◆ Required work ◆
For the copy, please give all of the data again exactly and leave the pictures out.

◆ The data ◆
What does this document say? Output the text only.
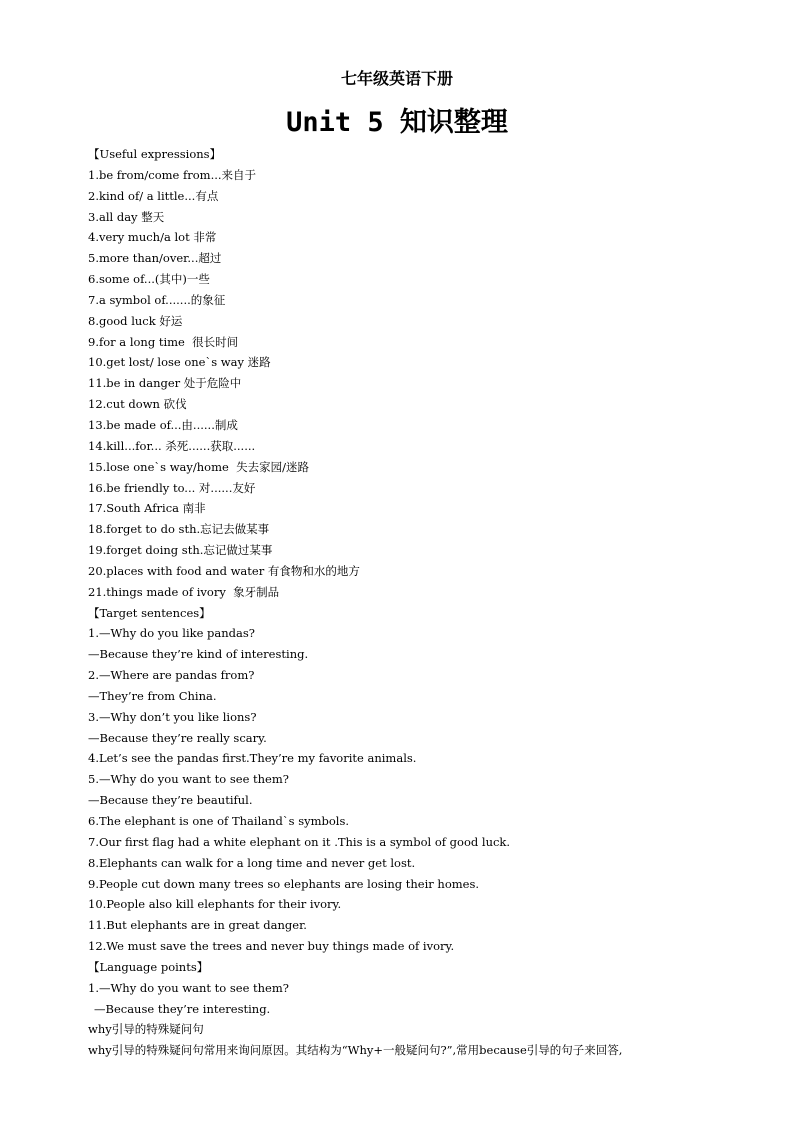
七年级英语下册
Unit 5 知识整理
【Useful expressions】
1.be from/come from...来自于
2.kind of/ a little...有点
3.all day 整天
4.very much/a lot 非常
5.more than/over...超过
6.some of...(其中)一些
7.a symbol of.......的象征
8.good luck 好运
9.for a long time  很长时间
10.get lost/ lose one`s way 迷路
11.be in danger 处于危险中
12.cut down 砍伐
13.be made of...由......制成
14.kill...for... 杀死......获取......
15.lose one`s way/home  失去家园/迷路
16.be friendly to... 对......友好
17.South Africa 南非
18.forget to do sth.忘记去做某事
19.forget doing sth.忘记做过某事
20.places with food and water 有食物和水的地方
21.things made of ivory  象牙制品
【Target sentences】
1.—Why do you like pandas?
—Because they’re kind of interesting.
2.—Where are pandas from?
—They’re from China.
3.—Why don’t you like lions?
—Because they’re really scary.
4.Let’s see the pandas first.They’re my favorite animals.
5.—Why do you want to see them?
—Because they’re beautiful.
6.The elephant is one of Thailand`s symbols.
7.Our first flag had a white elephant on it .This is a symbol of good luck.
8.Elephants can walk for a long time and never get lost.
9.People cut down many trees so elephants are losing their homes.
10.People also kill elephants for their ivory.
11.But elephants are in great danger.
12.We must save the trees and never buy things made of ivory.
【Language points】
1.—Why do you want to see them?
—Because they’re interesting.
why引导的特殊疑问句
why引导的特殊疑问句常用来询问原因。其结构为“Why+一般疑问句?”,常用because引导的句子来回答,
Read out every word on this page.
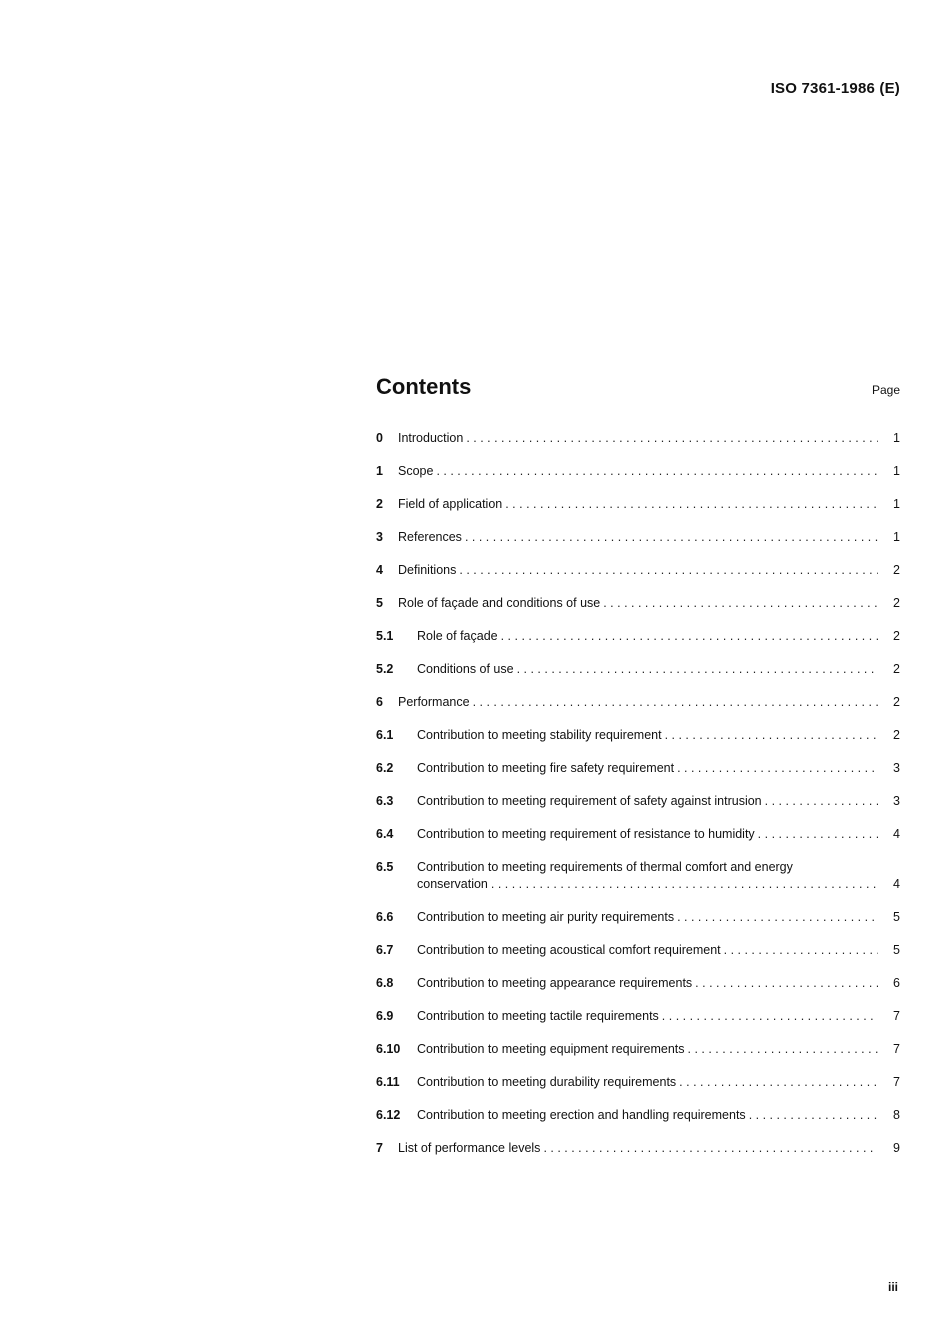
ISO 7361-1986 (E)
Contents	Page
0	Introduction . . .	1
1	Scope . . .	1
2	Field of application . . .	1
3	References . . .	1
4	Definitions . . .	2
5	Role of façade and conditions of use . . .	2
5.1	Role of façade . . .	2
5.2	Conditions of use . . .	2
6	Performance . . .	2
6.1	Contribution to meeting stability requirement . . .	2
6.2	Contribution to meeting fire safety requirement . . .	3
6.3	Contribution to meeting requirement of safety against intrusion . . .	3
6.4	Contribution to meeting requirement of resistance to humidity . . .	4
6.5	Contribution to meeting requirements of thermal comfort and energy
conservation . . .	4
6.6	Contribution to meeting air purity requirements . . .	5
6.7	Contribution to meeting acoustical comfort requirement . . .	5
6.8	Contribution to meeting appearance requirements . . .	6
6.9	Contribution to meeting tactile requirements . . .	7
6.10	Contribution to meeting equipment requirements . . .	7
6.11	Contribution to meeting durability requirements . . .	7
6.12	Contribution to meeting erection and handling requirements . . .	8
7	List of performance levels . . .	9
iii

◆ Response ◆
What does this document say? Output the text only.
七年级英语下册
Unit 5 知识整理
【Useful expressions】
1.be from/come from...来自于
2.kind of/ a little...有点
3.all day 整天
4.very much/a lot 非常
5.more than/over...超过
6.some of...(其中)一些
7.a symbol of.......的象征
8.good luck 好运
9.for a long time  很长时间
10.get lost/ lose one`s way 迷路
11.be in danger 处于危险中
12.cut down 砍伐
13.be made of...由......制成
14.kill...for... 杀死......获取......
15.lose one`s way/home  失去家园/迷路
16.be friendly to... 对......友好
17.South Africa 南非
18.forget to do sth.忘记去做某事
19.forget doing sth.忘记做过某事
20.places with food and water 有食物和水的地方
21.things made of ivory  象牙制品
【Target sentences】
1.—Why do you like pandas?
—Because they’re kind of interesting.
2.—Where are pandas from?
—They’re from China.
3.—Why don’t you like lions?
—Because they’re really scary.
4.Let’s see the pandas first.They’re my favorite animals.
5.—Why do you want to see them?
—Because they’re beautiful.
6.The elephant is one of Thailand`s symbols.
7.Our first flag had a white elephant on it .This is a symbol of good luck.
8.Elephants can walk for a long time and never get lost.
9.People cut down many trees so elephants are losing their homes.
10.People also kill elephants for their ivory.
11.But elephants are in great danger.
12.We must save the trees and never buy things made of ivory.
【Language points】
1.—Why do you want to see them?
—Because they’re interesting.
why引导的特殊疑问句
why引导的特殊疑问句常用来询问原因。其结构为“Why+一般疑问句?”,常用because引导的句子来回答,
Read out every word on this page.
ISO 7361-1986 (E)
Contents	Page
0	Introduction . . .	1
1	Scope . . .	1
2	Field of application . . .	1
3	References . . .	1
4	Definitions . . .	2
5	Role of façade and conditions of use . . .	2
5.1	Role of façade . . .	2
5.2	Conditions of use . . .	2
6	Performance . . .	2
6.1	Contribution to meeting stability requirement . . .	2
6.2	Contribution to meeting fire safety requirement . . .	3
6.3	Contribution to meeting requirement of safety against intrusion . . .	3
6.4	Contribution to meeting requirement of resistance to humidity . . .	4
6.5	Contribution to meeting requirements of thermal comfort and energy
conservation . . .	4
6.6	Contribution to meeting air purity requirements . . .	5
6.7	Contribution to meeting acoustical comfort requirement . . .	5
6.8	Contribution to meeting appearance requirements . . .	6
6.9	Contribution to meeting tactile requirements . . .	7
6.10	Contribution to meeting equipment requirements . . .	7
6.11	Contribution to meeting durability requirements . . .	7
6.12	Contribution to meeting erection and handling requirements . . .	8
7	List of performance levels . . .	9
iii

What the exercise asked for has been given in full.